DOCUMENT TEXT:
Start

Below are some emails that I exchanged with one of my closest friends (PK) just after reading James Miller’s great essay, ‘Carnivals of Atrocity: Foucault, Nietzsche, Cruelty,’ (in Political Theory, Vol. 18, #3, August, 1990.) It is a bit of a switch from the kind of digressions and rants that have appeared here in the past but may be enjoyable to some folks…
MMK: The way Nietzsche (and later Foucault) saw this place has come to pass guy. Is there any doubt that London and Europe have perfected control and the shrinking of the human space by growing the mechanisms of mercy and ‘rational’ policy? And that we, on the other hand, still exist in a place where people are bigger than the institutions that seek to extend control over them. That is where all our shit comes from and also the glorious ability to actually be and feel power -not ‘influence’ as they call it out here.
As Europeans have in the past few generations created their world of rights and utility, they have cast man down. Every man so that even the highest in the land are ruled by mechanisms that are wholly divorced from all. It is what makes you feel that everyone here is arranging themselves vis-a-vis a process, an institution or a set template. The very process of building the modern penal system was reflected in institutions outside it. The goal as Morpheus in The Matrix said: control. But it would have been preferable if this edifice was built by conspiracy, by a king-like figure that yearns for control. That way, it would have a human scale and there would only be a few necks to chop through. But no, this situation is like layers of concrete laid by different generations so that there is now no going back to dig through to the person anymore. No wonder there was this desire to build thousands of nukes. Deep inside I think Europeans are deeply suicidal, they want it all to end but they just cannot get beyond the safety mechanisms that they have built into their societies.

End

PROBLEM TO WORK ON: Please extend the email exchange above about Nietzsche, Foucault and European control, picking up right after its final sentence.

EXCERPTED DATA:
Start

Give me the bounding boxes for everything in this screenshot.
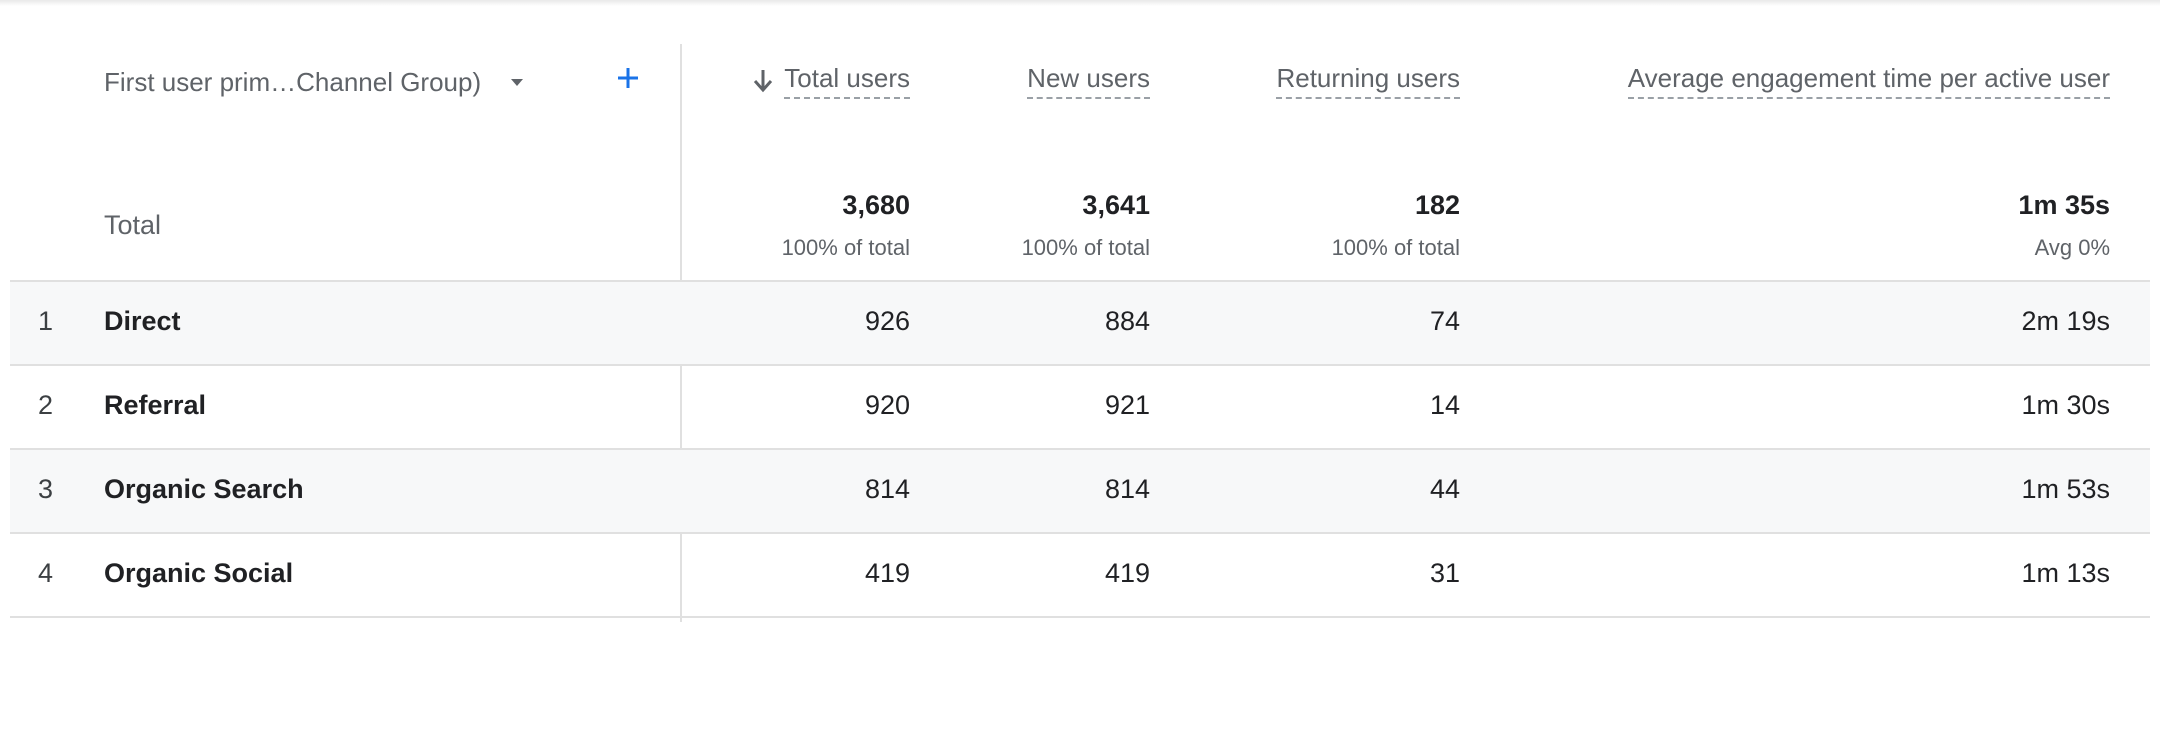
totals-row: Total 3,680 100% of total 3,641 100% of … [10, 148, 2150, 282]
total-users-total-value: 3,680 [842, 190, 910, 220]
column-label-total-users: Total users [784, 63, 910, 99]
column-label-new-users: New users [1027, 63, 1150, 99]
row-number: 1 [38, 306, 54, 336]
row-total-users: 920 [864, 390, 910, 420]
new-users-total: 3,641 100% of total [1022, 190, 1150, 261]
plus-icon [618, 68, 638, 88]
table-row[interactable]: 4 Organic Social 419 419 31 1m 13s [10, 534, 2150, 618]
row-returning-users: 74 [1429, 306, 1460, 336]
top-edge [0, 0, 2160, 6]
dimension-header-label: First user prim…Channel Group) [104, 66, 482, 97]
returning-users-total: 182 100% of total [1332, 190, 1460, 261]
avg-engagement-total: 1m 35s Avg 0% [2018, 190, 2110, 261]
row-new-users: 419 [1104, 558, 1150, 588]
table-row[interactable]: 3 Organic Search 814 814 44 1m 53s [10, 450, 2150, 534]
returning-users-total-sub: 100% of total [1331, 235, 1460, 260]
row-channel: Direct [104, 306, 181, 336]
table-header-row: First user prim…Channel Group) Total use… [10, 42, 2150, 148]
row-avg-engagement: 1m 13s [2021, 558, 2110, 588]
row-avg-engagement: 2m 19s [2021, 306, 2110, 336]
row-number: 4 [38, 558, 54, 588]
arrow-down-icon [752, 68, 774, 94]
avg-engagement-total-value: 1m 35s [2018, 190, 2110, 220]
column-header-new-users[interactable]: New users [1027, 56, 1150, 106]
row-returning-users: 31 [1429, 558, 1460, 588]
row-total-users: 926 [864, 306, 910, 336]
total-users-total-sub: 100% of total [781, 235, 910, 260]
row-new-users: 814 [1104, 474, 1150, 504]
row-number: 2 [38, 390, 54, 420]
row-total-users: 814 [864, 474, 910, 504]
row-new-users: 884 [1104, 306, 1150, 336]
row-channel: Referral [104, 390, 207, 420]
caret-down-icon [511, 78, 524, 86]
new-users-total-value: 3,641 [1082, 190, 1150, 220]
total-users-total: 3,680 100% of total [782, 190, 910, 261]
row-channel: Organic Social [104, 558, 294, 588]
table-row[interactable]: 2 Referral 920 921 14 1m 30s [10, 366, 2150, 450]
column-label-avg-engagement: Average engagement time per active user [1627, 63, 2110, 99]
avg-engagement-total-sub: Avg 0% [2034, 235, 2110, 260]
row-channel: Organic Search [104, 474, 304, 504]
returning-users-total-value: 182 [1414, 190, 1460, 220]
row-returning-users: 44 [1429, 474, 1460, 504]
report-table: First user prim…Channel Group) Total use… [10, 42, 2150, 622]
totals-label: Total [104, 210, 162, 240]
row-returning-users: 14 [1429, 390, 1460, 420]
new-users-total-sub: 100% of total [1021, 235, 1150, 260]
column-header-returning-users[interactable]: Returning users [1276, 56, 1460, 106]
column-header-total-users[interactable]: Total users [752, 56, 910, 106]
dimension-selector[interactable]: First user prim…Channel Group) [104, 60, 524, 104]
row-avg-engagement: 1m 53s [2021, 474, 2110, 504]
column-header-avg-engagement[interactable]: Average engagement time per active user [1627, 56, 2110, 106]
row-new-users: 921 [1104, 390, 1150, 420]
row-avg-engagement: 1m 30s [2021, 390, 2110, 420]
add-dimension-button[interactable] [606, 56, 650, 100]
row-number: 3 [38, 474, 54, 504]
row-total-users: 419 [864, 558, 910, 588]
column-label-returning-users: Returning users [1276, 63, 1460, 99]
table-row[interactable]: 1 Direct 926 884 74 2m 19s [10, 282, 2150, 366]
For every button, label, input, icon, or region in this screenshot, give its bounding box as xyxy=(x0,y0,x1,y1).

End

WRITTEN ANSWER:
This is what I think is so awesome (in the biblical sense of the word) about this thing we call Africa. It refuses to be brought to heel in the most infuriating and dispiriting fashion. The bush just keeps growing back no matter what the European build on it or at least this is their version of events. Their dreams refuse to take here since the structures that they have grown on their soil can hardly last a generation on ours.
I was watching a recreation of the murder of Lord Errol the other night. Done by the BBC with that cultured, ‘we are going to understand our Africa’ tone. For the first time I actually felt sorry for Europeans who do the whole Africa thing. Their dreams are so flimsy and yet they always start out with so much faith that they can write themselves into the blank darkness and become what they could not in their country. No matter how much life they see or experience around them, whether good or bad, they persist with the conceit that it is not fully human, that it awaits their building it into existence. But it crushes them and in Happy Valley they basically lost it, and have been losing it ever since. All manner of methods have been brought to bear to grow this dream in the ‘bush’: guns, conquest, aid, intervention, non-intervention … everything, and yet it all keeps failing. Africa is their last indulgence. The last kick of their humanist conceits and the place keeps responding by kicking them in the balls. And the pain is probably made worse by the fact that in fact Africans might actually genuinely want to be down with the program, we mean the European no harm after all. We even have many of us trying to grow his little project with him and sometimes for him. But even this won’t take.
Just reading the Miller piece left me with such a satisfied calm. I felt that there was no crisis really in our part of the world. There are problems for sure, but no crisis whatsoever. To be a little Zen, the shit will go as the shit goes and it is as simple as that. Is that too Senegalese?
PK: Guy, remember me texting you last December from Club Afrique in London and saying that perhaps all Foucault needed was a dose of Lingala and a Congolese prostitute to show him in real terms what ‘limit experience’ is to the European — or what he defines as taking shit to the very edge.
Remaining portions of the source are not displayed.